Data provided =>
┌────────
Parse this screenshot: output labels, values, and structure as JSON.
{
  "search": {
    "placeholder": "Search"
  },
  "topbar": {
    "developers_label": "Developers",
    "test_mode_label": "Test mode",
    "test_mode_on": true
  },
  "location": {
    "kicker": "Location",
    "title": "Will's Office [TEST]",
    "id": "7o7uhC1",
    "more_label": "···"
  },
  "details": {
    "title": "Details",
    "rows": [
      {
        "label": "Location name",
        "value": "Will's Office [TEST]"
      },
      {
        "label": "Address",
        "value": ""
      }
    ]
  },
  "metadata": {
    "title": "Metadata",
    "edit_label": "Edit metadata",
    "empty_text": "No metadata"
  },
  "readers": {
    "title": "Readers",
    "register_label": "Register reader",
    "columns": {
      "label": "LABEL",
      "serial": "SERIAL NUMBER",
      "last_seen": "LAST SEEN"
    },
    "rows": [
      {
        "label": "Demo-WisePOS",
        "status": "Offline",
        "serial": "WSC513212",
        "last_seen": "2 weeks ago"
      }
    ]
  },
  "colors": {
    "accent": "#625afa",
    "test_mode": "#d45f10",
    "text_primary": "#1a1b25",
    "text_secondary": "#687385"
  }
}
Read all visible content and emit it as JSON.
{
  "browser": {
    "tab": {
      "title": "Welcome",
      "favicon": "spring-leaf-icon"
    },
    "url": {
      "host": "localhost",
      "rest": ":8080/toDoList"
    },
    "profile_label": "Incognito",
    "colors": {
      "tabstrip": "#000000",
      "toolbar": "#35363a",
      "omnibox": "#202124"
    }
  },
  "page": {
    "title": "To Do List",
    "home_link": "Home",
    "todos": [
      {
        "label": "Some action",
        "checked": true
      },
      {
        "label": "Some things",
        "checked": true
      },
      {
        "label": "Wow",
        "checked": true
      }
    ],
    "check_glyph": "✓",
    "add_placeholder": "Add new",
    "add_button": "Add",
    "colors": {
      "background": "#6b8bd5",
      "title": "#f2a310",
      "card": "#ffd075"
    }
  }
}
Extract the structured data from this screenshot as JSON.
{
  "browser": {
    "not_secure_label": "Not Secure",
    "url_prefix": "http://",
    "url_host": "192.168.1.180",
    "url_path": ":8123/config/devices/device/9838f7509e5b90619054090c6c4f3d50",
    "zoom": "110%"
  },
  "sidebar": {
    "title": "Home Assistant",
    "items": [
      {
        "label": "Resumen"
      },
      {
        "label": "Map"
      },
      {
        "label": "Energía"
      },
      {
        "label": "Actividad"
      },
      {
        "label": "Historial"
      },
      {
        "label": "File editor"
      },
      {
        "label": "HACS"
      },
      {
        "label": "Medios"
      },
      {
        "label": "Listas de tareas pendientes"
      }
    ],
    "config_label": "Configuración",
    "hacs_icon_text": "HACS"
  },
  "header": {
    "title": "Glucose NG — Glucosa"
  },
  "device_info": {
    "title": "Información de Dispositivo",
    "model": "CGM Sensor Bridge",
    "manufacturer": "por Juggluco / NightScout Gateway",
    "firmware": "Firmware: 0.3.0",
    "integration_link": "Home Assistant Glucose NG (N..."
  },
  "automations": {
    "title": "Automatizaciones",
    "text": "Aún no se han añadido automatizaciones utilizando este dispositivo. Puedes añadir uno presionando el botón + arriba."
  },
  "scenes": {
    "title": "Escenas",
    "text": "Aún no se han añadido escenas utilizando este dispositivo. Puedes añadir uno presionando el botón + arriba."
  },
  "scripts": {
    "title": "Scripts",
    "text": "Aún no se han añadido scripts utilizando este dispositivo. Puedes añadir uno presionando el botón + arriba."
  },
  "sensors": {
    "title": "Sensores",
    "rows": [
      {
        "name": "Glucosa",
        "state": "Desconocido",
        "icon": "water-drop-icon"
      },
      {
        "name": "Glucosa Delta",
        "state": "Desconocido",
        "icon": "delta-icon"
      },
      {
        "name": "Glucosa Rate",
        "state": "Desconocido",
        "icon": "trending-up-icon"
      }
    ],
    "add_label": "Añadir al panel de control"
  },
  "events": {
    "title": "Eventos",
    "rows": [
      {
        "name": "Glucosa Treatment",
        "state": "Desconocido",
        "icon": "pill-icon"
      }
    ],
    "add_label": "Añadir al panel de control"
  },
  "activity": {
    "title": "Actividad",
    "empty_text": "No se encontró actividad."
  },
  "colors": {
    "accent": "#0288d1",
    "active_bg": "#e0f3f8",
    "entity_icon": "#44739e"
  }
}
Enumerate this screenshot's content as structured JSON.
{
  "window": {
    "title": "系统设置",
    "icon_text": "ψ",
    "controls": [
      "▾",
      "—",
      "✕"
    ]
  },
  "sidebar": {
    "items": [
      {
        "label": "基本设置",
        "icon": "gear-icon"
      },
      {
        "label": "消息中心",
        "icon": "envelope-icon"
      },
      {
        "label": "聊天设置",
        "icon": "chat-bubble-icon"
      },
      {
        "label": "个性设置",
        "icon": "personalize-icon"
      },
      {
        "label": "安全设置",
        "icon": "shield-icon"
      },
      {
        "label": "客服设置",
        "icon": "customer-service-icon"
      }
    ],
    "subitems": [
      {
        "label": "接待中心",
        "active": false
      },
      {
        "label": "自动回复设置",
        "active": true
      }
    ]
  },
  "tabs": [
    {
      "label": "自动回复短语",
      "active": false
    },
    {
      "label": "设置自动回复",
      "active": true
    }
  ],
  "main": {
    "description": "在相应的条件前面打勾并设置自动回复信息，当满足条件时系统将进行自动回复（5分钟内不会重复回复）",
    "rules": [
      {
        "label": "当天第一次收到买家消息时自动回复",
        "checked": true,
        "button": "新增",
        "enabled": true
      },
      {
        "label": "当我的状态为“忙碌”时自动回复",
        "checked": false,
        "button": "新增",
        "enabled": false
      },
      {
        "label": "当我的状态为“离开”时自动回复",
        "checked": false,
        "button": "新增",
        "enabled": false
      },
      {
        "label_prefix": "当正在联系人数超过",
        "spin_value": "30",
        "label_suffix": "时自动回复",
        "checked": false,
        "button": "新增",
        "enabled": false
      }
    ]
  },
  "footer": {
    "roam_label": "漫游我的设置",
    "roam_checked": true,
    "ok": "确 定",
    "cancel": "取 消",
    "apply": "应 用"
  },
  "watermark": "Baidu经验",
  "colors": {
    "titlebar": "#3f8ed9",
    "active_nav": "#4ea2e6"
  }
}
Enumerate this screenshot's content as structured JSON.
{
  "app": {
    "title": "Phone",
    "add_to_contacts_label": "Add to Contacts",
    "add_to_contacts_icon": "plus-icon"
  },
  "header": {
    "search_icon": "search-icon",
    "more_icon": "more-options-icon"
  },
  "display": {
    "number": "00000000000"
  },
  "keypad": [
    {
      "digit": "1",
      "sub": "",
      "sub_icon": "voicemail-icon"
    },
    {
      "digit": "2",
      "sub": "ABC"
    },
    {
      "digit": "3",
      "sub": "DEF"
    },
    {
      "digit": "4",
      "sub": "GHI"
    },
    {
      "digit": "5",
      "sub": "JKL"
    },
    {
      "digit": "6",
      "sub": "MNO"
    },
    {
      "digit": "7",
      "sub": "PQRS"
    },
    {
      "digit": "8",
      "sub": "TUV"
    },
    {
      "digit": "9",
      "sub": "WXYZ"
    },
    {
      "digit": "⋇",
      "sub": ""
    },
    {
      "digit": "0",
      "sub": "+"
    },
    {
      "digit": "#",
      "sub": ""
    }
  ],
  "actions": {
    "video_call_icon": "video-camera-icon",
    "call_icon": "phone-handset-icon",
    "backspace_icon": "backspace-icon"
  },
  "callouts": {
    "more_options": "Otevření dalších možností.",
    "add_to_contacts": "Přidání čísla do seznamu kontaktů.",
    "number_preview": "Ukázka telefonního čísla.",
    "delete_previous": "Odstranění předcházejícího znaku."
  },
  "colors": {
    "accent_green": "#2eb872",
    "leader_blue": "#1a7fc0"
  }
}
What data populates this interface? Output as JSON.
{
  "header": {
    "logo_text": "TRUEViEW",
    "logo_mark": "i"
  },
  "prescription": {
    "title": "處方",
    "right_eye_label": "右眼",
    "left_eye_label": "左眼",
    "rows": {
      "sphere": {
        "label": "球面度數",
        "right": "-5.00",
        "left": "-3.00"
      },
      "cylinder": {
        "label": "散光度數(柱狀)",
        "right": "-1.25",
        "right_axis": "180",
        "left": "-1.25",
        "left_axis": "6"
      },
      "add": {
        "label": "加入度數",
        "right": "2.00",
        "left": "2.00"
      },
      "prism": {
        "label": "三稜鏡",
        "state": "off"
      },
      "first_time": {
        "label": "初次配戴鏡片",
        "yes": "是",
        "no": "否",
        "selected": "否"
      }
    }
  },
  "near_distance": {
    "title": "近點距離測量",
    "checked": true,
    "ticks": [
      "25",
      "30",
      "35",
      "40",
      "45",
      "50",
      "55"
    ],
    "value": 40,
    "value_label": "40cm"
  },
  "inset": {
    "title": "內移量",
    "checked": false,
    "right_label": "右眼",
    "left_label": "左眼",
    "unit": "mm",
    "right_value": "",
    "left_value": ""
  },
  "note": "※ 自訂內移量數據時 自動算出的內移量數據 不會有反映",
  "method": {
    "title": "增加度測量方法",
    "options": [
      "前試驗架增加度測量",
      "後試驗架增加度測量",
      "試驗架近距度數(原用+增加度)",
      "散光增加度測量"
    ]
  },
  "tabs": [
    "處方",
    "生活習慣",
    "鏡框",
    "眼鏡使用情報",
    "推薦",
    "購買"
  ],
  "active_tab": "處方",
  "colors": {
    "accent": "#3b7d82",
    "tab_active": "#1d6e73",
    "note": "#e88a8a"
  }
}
└────────
Filter the entries and copy out every line with the word "screenshot".

Completed task =>
Parse this screenshot: output labels, values, and structure as JSON.
Extract the structured data from this screenshot as JSON.
Enumerate this screenshot's content as structured JSON.
Enumerate this screenshot's content as structured JSON.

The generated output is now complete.